— START OF MATERIAL FOR THIS EXERCISE —

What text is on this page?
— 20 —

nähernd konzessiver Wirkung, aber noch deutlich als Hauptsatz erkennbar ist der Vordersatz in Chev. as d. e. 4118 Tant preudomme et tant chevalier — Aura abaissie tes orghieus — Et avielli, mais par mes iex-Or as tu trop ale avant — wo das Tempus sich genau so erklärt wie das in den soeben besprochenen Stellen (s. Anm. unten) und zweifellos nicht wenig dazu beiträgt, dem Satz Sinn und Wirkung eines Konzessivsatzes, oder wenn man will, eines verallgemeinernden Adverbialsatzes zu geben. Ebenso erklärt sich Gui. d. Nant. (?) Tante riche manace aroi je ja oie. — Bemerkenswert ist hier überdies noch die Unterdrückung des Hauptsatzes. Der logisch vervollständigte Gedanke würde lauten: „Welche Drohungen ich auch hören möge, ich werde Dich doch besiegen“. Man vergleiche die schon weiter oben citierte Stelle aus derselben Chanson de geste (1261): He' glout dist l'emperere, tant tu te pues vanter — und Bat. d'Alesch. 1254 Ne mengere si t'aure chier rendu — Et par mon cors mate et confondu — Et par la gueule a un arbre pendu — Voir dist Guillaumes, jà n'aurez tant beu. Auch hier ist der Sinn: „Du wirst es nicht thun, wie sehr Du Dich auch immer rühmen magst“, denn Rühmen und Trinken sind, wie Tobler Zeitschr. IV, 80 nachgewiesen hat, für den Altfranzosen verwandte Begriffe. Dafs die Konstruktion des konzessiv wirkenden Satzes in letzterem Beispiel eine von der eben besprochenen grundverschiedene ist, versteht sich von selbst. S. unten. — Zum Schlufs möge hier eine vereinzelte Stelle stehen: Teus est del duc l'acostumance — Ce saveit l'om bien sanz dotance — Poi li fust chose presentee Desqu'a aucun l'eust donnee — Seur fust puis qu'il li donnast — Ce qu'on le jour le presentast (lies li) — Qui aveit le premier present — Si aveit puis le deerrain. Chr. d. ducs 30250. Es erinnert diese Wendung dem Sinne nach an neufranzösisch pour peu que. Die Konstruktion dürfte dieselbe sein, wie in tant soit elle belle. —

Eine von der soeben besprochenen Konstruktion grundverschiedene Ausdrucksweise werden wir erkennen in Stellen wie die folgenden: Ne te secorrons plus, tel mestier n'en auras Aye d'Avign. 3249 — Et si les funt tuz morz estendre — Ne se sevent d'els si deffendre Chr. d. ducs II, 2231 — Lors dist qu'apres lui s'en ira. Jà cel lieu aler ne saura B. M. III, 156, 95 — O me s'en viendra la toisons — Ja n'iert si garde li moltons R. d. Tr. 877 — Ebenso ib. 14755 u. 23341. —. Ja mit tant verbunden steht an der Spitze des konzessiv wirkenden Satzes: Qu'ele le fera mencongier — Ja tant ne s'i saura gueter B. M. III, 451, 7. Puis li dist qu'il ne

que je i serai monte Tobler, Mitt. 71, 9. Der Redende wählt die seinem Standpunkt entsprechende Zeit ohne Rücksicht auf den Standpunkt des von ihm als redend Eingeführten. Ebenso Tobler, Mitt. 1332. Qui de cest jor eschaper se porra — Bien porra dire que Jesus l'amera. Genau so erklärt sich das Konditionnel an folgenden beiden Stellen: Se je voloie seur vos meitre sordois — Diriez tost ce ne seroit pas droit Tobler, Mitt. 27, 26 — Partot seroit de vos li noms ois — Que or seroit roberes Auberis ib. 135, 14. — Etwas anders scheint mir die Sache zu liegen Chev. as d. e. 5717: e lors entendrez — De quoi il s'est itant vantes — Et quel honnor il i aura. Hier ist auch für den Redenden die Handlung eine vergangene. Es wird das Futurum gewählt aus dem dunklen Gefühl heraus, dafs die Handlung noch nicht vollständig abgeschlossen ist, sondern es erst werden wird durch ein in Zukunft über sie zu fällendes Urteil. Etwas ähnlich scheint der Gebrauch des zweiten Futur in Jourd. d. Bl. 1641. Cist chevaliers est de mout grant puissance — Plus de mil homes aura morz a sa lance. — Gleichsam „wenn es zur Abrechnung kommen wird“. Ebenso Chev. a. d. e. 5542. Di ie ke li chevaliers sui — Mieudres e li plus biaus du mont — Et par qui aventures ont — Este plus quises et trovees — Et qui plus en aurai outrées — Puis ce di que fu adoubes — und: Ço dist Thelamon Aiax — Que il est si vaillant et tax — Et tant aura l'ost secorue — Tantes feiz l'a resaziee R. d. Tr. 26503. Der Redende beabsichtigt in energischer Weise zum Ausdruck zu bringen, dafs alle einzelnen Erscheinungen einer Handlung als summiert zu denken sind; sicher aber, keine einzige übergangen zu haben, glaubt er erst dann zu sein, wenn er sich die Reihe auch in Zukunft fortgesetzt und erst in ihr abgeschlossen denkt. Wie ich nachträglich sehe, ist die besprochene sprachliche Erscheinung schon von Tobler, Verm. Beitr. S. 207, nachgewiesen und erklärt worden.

— END OF MATERIAL FOR THIS EXERCISE —

*REQUEST:* Extract all of the data exactly as written.

*RESPONSE TO THIS TASK:*
What text is on this page?
— 20 —

nähernd konzessiver Wirkung, aber noch deutlich als Hauptsatz erkennbar ist der Vordersatz in Chev. as d. e. 4118 Tant preudomme et tant chevalier — Aura abaissie tes orghieus — Et avielli, mais par mes iex-Or as tu trop ale avant — wo das Tempus sich genau so erklärt wie das in den soeben besprochenen Stellen (s. Anm. unten) und zweifellos nicht wenig dazu beiträgt, dem Satz Sinn und Wirkung eines Konzessivsatzes, oder wenn man will, eines verallgemeinernden Adverbialsatzes zu geben. Ebenso erklärt sich Gui. d. Nant. (?) Tante riche manace aroi je ja oie. — Bemerkenswert ist hier überdies noch die Unterdrückung des Hauptsatzes. Der logisch vervollständigte Gedanke würde lauten: „Welche Drohungen ich auch hören möge, ich werde Dich doch besiegen“. Man vergleiche die schon weiter oben citierte Stelle aus derselben Chanson de geste (1261): He' glout dist l'emperere, tant tu te pues vanter — und Bat. d'Alesch. 1254 Ne mengere si t'aure chier rendu — Et par mon cors mate et confondu — Et par la gueule a un arbre pendu — Voir dist Guillaumes, jà n'aurez tant beu. Auch hier ist der Sinn: „Du wirst es nicht thun, wie sehr Du Dich auch immer rühmen magst“, denn Rühmen und Trinken sind, wie Tobler Zeitschr. IV, 80 nachgewiesen hat, für den Altfranzosen verwandte Begriffe. Dafs die Konstruktion des konzessiv wirkenden Satzes in letzterem Beispiel eine von der eben besprochenen grundverschiedene ist, versteht sich von selbst. S. unten. — Zum Schlufs möge hier eine vereinzelte Stelle stehen: Teus est del duc l'acostumance — Ce saveit l'om bien sanz dotance — Poi li fust chose presentee Desqu'a aucun l'eust donnee — Seur fust puis qu'il li donnast — Ce qu'on le jour le presentast (lies li) — Qui aveit le premier present — Si aveit puis le deerrain. Chr. d. ducs 30250. Es erinnert diese Wendung dem Sinne nach an neufranzösisch pour peu que. Die Konstruktion dürfte dieselbe sein, wie in tant soit elle belle. —

Eine von der soeben besprochenen Konstruktion grundverschiedene Ausdrucksweise werden wir erkennen in Stellen wie die folgenden: Ne te secorrons plus, tel mestier n'en auras Aye d'Avign. 3249 — Et si les funt tuz morz estendre — Ne se sevent d'els si deffendre Chr. d. ducs II, 2231 — Lors dist qu'apres lui s'en ira. Jà cel lieu aler ne saura B. M. III, 156, 95 — O me s'en viendra la toisons — Ja n'iert si garde li moltons R. d. Tr. 877 — Ebenso ib. 14755 u. 23341. —. Ja mit tant verbunden steht an der Spitze des konzessiv wirkenden Satzes: Qu'ele le fera mencongier — Ja tant ne s'i saura gueter B. M. III, 451, 7. Puis li dist qu'il ne

que je i serai monte Tobler, Mitt. 71, 9. Der Redende wählt die seinem Standpunkt entsprechende Zeit ohne Rücksicht auf den Standpunkt des von ihm als redend Eingeführten. Ebenso Tobler, Mitt. 1332. Qui de cest jor eschaper se porra — Bien porra dire que Jesus l'amera. Genau so erklärt sich das Konditionnel an folgenden beiden Stellen: Se je voloie seur vos meitre sordois — Diriez tost ce ne seroit pas droit Tobler, Mitt. 27, 26 — Partot seroit de vos li noms ois — Que or seroit roberes Auberis ib. 135, 14. — Etwas anders scheint mir die Sache zu liegen Chev. as d. e. 5717: e lors entendrez — De quoi il s'est itant vantes — Et quel honnor il i aura. Hier ist auch für den Redenden die Handlung eine vergangene. Es wird das Futurum gewählt aus dem dunklen Gefühl heraus, dafs die Handlung noch nicht vollständig abgeschlossen ist, sondern es erst werden wird durch ein in Zukunft über sie zu fällendes Urteil. Etwas ähnlich scheint der Gebrauch des zweiten Futur in Jourd. d. Bl. 1641. Cist chevaliers est de mout grant puissance — Plus de mil homes aura morz a sa lance. — Gleichsam „wenn es zur Abrechnung kommen wird“. Ebenso Chev. a. d. e. 5542. Di ie ke li chevaliers sui — Mieudres e li plus biaus du mont — Et par qui aventures ont — Este plus quises et trovees — Et qui plus en aurai outrées — Puis ce di que fu adoubes — und: Ço dist Thelamon Aiax — Que il est si vaillant et tax — Et tant aura l'ost secorue — Tantes feiz l'a resaziee R. d. Tr. 26503. Der Redende beabsichtigt in energischer Weise zum Ausdruck zu bringen, dafs alle einzelnen Erscheinungen einer Handlung als summiert zu denken sind; sicher aber, keine einzige übergangen zu haben, glaubt er erst dann zu sein, wenn er sich die Reihe auch in Zukunft fortgesetzt und erst in ihr abgeschlossen denkt. Wie ich nachträglich sehe, ist die besprochene sprachliche Erscheinung schon von Tobler, Verm. Beitr. S. 207, nachgewiesen und erklärt worden.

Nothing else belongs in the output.